Objective: Every record must be repeated exactly, with no omission.

Records supplied:
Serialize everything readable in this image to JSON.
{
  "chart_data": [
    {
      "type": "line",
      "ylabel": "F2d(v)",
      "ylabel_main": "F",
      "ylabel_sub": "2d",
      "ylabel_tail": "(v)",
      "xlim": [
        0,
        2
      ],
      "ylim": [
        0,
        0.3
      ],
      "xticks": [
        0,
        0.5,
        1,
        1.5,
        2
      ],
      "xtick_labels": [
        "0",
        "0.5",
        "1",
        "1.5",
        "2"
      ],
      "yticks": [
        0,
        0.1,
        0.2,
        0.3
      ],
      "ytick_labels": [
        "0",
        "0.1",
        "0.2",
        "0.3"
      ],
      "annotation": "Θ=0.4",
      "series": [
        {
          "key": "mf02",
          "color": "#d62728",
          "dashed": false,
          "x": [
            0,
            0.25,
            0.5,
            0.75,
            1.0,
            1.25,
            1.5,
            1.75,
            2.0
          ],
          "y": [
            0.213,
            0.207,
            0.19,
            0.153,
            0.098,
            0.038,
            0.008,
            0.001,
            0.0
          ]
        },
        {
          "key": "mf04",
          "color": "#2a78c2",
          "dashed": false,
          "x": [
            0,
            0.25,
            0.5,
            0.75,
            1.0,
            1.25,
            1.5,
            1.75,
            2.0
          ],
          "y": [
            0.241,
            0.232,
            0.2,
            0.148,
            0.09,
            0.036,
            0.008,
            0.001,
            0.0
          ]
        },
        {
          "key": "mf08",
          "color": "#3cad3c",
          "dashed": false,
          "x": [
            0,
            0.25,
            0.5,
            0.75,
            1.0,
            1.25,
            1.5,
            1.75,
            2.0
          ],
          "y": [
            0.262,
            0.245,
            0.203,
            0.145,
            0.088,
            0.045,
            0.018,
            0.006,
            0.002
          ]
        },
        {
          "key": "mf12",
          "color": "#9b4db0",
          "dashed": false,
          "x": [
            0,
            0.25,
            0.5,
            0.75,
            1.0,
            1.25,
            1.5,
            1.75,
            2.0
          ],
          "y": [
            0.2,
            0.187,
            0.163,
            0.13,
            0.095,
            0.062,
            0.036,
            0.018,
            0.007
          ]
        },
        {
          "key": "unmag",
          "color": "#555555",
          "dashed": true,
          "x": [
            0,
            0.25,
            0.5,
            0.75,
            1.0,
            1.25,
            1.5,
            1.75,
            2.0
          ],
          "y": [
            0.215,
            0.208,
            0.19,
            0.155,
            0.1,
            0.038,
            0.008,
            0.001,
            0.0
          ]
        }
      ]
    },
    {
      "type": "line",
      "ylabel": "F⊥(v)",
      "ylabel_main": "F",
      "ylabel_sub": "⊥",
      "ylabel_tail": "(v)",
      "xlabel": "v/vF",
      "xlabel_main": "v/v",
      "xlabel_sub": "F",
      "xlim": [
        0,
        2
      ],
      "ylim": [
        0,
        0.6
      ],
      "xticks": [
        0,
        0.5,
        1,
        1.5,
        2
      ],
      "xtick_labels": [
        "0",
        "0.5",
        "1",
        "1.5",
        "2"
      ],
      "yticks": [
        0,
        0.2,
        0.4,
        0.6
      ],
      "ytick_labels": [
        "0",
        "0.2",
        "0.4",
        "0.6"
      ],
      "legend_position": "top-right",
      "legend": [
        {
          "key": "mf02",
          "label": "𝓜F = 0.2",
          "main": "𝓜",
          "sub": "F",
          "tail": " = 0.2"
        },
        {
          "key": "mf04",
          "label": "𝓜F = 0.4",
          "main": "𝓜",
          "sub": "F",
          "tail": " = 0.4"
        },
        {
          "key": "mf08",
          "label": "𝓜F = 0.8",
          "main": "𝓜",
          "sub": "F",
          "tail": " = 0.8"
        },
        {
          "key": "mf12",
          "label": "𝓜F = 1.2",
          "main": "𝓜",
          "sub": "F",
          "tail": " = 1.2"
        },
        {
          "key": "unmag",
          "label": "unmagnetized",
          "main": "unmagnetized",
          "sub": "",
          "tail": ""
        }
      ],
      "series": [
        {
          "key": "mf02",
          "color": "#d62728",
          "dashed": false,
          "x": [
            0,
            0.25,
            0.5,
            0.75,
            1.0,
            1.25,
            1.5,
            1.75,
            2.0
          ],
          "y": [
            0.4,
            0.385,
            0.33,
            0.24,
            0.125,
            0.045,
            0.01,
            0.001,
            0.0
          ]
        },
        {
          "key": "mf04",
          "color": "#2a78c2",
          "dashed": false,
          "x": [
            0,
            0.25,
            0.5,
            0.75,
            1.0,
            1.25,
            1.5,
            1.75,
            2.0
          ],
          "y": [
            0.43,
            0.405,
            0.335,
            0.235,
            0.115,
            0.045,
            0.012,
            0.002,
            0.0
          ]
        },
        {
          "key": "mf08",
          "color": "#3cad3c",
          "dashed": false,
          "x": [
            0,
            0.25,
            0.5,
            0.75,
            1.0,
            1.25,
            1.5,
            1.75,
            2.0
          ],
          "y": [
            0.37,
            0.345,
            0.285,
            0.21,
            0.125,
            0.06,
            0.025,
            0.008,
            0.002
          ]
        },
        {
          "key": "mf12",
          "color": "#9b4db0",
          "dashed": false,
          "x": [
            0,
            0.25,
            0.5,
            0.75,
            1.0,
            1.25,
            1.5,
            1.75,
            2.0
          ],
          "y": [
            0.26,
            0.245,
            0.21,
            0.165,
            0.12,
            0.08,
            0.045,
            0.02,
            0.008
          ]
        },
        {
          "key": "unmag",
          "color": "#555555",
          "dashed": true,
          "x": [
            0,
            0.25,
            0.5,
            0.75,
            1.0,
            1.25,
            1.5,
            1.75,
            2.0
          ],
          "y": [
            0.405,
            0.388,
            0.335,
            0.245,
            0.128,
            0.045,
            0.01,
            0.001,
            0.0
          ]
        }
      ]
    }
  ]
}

Solution:
Serialize everything readable in this image to JSON.
{
  "chart_data": [
    {
      "type": "line",
      "ylabel": "F2d(v)",
      "ylabel_main": "F",
      "ylabel_sub": "2d",
      "ylabel_tail": "(v)",
      "xlim": [
        0,
        2
      ],
      "ylim": [
        0,
        0.3
      ],
      "xticks": [
        0,
        0.5,
        1,
        1.5,
        2
      ],
      "xtick_labels": [
        "0",
        "0.5",
        "1",
        "1.5",
        "2"
      ],
      "yticks": [
        0,
        0.1,
        0.2,
        0.3
      ],
      "ytick_labels": [
        "0",
        "0.1",
        "0.2",
        "0.3"
      ],
      "annotation": "Θ=0.4",
      "series": [
        {
          "key": "mf02",
          "color": "#d62728",
          "dashed": false,
          "x": [
            0,
            0.25,
            0.5,
            0.75,
            1.0,
            1.25,
            1.5,
            1.75,
            2.0
          ],
          "y": [
            0.213,
            0.207,
            0.19,
            0.153,
            0.098,
            0.038,
            0.008,
            0.001,
            0.0
          ]
        },
        {
          "key": "mf04",
          "color": "#2a78c2",
          "dashed": false,
          "x": [
            0,
            0.25,
            0.5,
            0.75,
            1.0,
            1.25,
            1.5,
            1.75,
            2.0
          ],
          "y": [
            0.241,
            0.232,
            0.2,
            0.148,
            0.09,
            0.036,
            0.008,
            0.001,
            0.0
          ]
        },
        {
          "key": "mf08",
          "color": "#3cad3c",
          "dashed": false,
          "x": [
            0,
            0.25,
            0.5,
            0.75,
            1.0,
            1.25,
            1.5,
            1.75,
            2.0
          ],
          "y": [
            0.262,
            0.245,
            0.203,
            0.145,
            0.088,
            0.045,
            0.018,
            0.006,
            0.002
          ]
        },
        {
          "key": "mf12",
          "color": "#9b4db0",
          "dashed": false,
          "x": [
            0,
            0.25,
            0.5,
            0.75,
            1.0,
            1.25,
            1.5,
            1.75,
            2.0
          ],
          "y": [
            0.2,
            0.187,
            0.163,
            0.13,
            0.095,
            0.062,
            0.036,
            0.018,
            0.007
          ]
        },
        {
          "key": "unmag",
          "color": "#555555",
          "dashed": true,
          "x": [
            0,
            0.25,
            0.5,
            0.75,
            1.0,
            1.25,
            1.5,
            1.75,
            2.0
          ],
          "y": [
            0.215,
            0.208,
            0.19,
            0.155,
            0.1,
            0.038,
            0.008,
            0.001,
            0.0
          ]
        }
      ]
    },
    {
      "type": "line",
      "ylabel": "F⊥(v)",
      "ylabel_main": "F",
      "ylabel_sub": "⊥",
      "ylabel_tail": "(v)",
      "xlabel": "v/vF",
      "xlabel_main": "v/v",
      "xlabel_sub": "F",
      "xlim": [
        0,
        2
      ],
      "ylim": [
        0,
        0.6
      ],
      "xticks": [
        0,
        0.5,
        1,
        1.5,
        2
      ],
      "xtick_labels": [
        "0",
        "0.5",
        "1",
        "1.5",
        "2"
      ],
      "yticks": [
        0,
        0.2,
        0.4,
        0.6
      ],
      "ytick_labels": [
        "0",
        "0.2",
        "0.4",
        "0.6"
      ],
      "legend_position": "top-right",
      "legend": [
        {
          "key": "mf02",
          "label": "𝓜F = 0.2",
          "main": "𝓜",
          "sub": "F",
          "tail": " = 0.2"
        },
        {
          "key": "mf04",
          "label": "𝓜F = 0.4",
          "main": "𝓜",
          "sub": "F",
          "tail": " = 0.4"
        },
        {
          "key": "mf08",
          "label": "𝓜F = 0.8",
          "main": "𝓜",
          "sub": "F",
          "tail": " = 0.8"
        },
        {
          "key": "mf12",
          "label": "𝓜F = 1.2",
          "main": "𝓜",
          "sub": "F",
          "tail": " = 1.2"
        },
        {
          "key": "unmag",
          "label": "unmagnetized",
          "main": "unmagnetized",
          "sub": "",
          "tail": ""
        }
      ],
      "series": [
        {
          "key": "mf02",
          "color": "#d62728",
          "dashed": false,
          "x": [
            0,
            0.25,
            0.5,
            0.75,
            1.0,
            1.25,
            1.5,
            1.75,
            2.0
          ],
          "y": [
            0.4,
            0.385,
            0.33,
            0.24,
            0.125,
            0.045,
            0.01,
            0.001,
            0.0
          ]
        },
        {
          "key": "mf04",
          "color": "#2a78c2",
          "dashed": false,
          "x": [
            0,
            0.25,
            0.5,
            0.75,
            1.0,
            1.25,
            1.5,
            1.75,
            2.0
          ],
          "y": [
            0.43,
            0.405,
            0.335,
            0.235,
            0.115,
            0.045,
            0.012,
            0.002,
            0.0
          ]
        },
        {
          "key": "mf08",
          "color": "#3cad3c",
          "dashed": false,
          "x": [
            0,
            0.25,
            0.5,
            0.75,
            1.0,
            1.25,
            1.5,
            1.75,
            2.0
          ],
          "y": [
            0.37,
            0.345,
            0.285,
            0.21,
            0.125,
            0.06,
            0.025,
            0.008,
            0.002
          ]
        },
        {
          "key": "mf12",
          "color": "#9b4db0",
          "dashed": false,
          "x": [
            0,
            0.25,
            0.5,
            0.75,
            1.0,
            1.25,
            1.5,
            1.75,
            2.0
          ],
          "y": [
            0.26,
            0.245,
            0.21,
            0.165,
            0.12,
            0.08,
            0.045,
            0.02,
            0.008
          ]
        },
        {
          "key": "unmag",
          "color": "#555555",
          "dashed": true,
          "x": [
            0,
            0.25,
            0.5,
            0.75,
            1.0,
            1.25,
            1.5,
            1.75,
            2.0
          ],
          "y": [
            0.405,
            0.388,
            0.335,
            0.245,
            0.128,
            0.045,
            0.01,
            0.001,
            0.0
          ]
        }
      ]
    }
  ]
}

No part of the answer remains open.